**WORK REQUIRED:**
Write out each line exactly as it stands, please.

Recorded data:
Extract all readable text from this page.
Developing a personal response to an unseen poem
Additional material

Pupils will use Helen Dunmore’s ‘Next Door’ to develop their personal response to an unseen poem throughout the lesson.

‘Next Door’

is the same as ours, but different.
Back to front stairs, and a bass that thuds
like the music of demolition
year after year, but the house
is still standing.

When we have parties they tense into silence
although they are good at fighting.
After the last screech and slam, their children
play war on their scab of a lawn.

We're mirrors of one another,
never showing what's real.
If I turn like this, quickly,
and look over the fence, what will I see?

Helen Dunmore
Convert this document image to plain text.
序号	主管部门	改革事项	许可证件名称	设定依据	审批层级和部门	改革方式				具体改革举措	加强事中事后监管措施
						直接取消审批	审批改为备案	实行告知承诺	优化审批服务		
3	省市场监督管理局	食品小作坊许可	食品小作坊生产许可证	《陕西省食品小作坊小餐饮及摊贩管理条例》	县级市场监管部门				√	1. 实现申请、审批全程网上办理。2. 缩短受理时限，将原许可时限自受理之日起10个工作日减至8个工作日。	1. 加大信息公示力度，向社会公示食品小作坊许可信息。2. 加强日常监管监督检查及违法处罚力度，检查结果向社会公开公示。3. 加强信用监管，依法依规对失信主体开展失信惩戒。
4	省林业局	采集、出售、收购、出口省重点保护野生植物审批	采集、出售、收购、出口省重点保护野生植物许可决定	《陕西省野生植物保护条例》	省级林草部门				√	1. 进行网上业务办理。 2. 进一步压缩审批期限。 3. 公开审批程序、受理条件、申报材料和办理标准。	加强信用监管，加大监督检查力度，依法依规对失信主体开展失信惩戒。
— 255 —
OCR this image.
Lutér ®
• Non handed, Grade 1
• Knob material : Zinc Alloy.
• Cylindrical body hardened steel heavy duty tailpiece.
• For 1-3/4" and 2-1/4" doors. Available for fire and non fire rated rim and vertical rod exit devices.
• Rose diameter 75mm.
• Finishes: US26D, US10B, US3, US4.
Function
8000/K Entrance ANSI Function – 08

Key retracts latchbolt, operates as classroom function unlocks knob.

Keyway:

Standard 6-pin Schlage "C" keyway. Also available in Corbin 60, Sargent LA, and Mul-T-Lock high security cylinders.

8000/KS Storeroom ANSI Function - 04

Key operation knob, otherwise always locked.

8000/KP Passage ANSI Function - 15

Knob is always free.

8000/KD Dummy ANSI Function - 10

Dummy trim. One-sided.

**EXERCISE ANSWER:**
Extract all readable text from this page.
Developing a personal response to an unseen poem
Additional material

Pupils will use Helen Dunmore’s ‘Next Door’ to develop their personal response to an unseen poem throughout the lesson.

‘Next Door’

is the same as ours, but different.
Back to front stairs, and a bass that thuds
like the music of demolition
year after year, but the house
is still standing.

When we have parties they tense into silence
although they are good at fighting.
After the last screech and slam, their children
play war on their scab of a lawn.

We're mirrors of one another,
never showing what's real.
If I turn like this, quickly,
and look over the fence, what will I see?

Helen Dunmore
Convert this document image to plain text.
序号	主管部门	改革事项	许可证件名称	设定依据	审批层级和部门	改革方式				具体改革举措	加强事中事后监管措施
						直接取消审批	审批改为备案	实行告知承诺	优化审批服务		
3	省市场监督管理局	食品小作坊许可	食品小作坊生产许可证	《陕西省食品小作坊小餐饮及摊贩管理条例》	县级市场监管部门				√	1. 实现申请、审批全程网上办理。2. 缩短受理时限，将原许可时限自受理之日起10个工作日减至8个工作日。	1. 加大信息公示力度，向社会公示食品小作坊许可信息。2. 加强日常监管监督检查及违法处罚力度，检查结果向社会公开公示。3. 加强信用监管，依法依规对失信主体开展失信惩戒。
4	省林业局	采集、出售、收购、出口省重点保护野生植物审批	采集、出售、收购、出口省重点保护野生植物许可决定	《陕西省野生植物保护条例》	省级林草部门				√	1. 进行网上业务办理。 2. 进一步压缩审批期限。 3. 公开审批程序、受理条件、申报材料和办理标准。	加强信用监管，加大监督检查力度，依法依规对失信主体开展失信惩戒。
— 255 —
OCR this image.
Lutér ®
• Non handed, Grade 1
• Knob material : Zinc Alloy.
• Cylindrical body hardened steel heavy duty tailpiece.
• For 1-3/4" and 2-1/4" doors. Available for fire and non fire rated rim and vertical rod exit devices.
• Rose diameter 75mm.
• Finishes: US26D, US10B, US3, US4.
Function
8000/K Entrance ANSI Function – 08

Key retracts latchbolt, operates as classroom function unlocks knob.

Keyway:

Standard 6-pin Schlage "C" keyway. Also available in Corbin 60, Sargent LA, and Mul-T-Lock high security cylinders.

8000/KS Storeroom ANSI Function - 04

Key operation knob, otherwise always locked.

8000/KP Passage ANSI Function - 15

Knob is always free.

8000/KD Dummy ANSI Function - 10

Dummy trim. One-sided.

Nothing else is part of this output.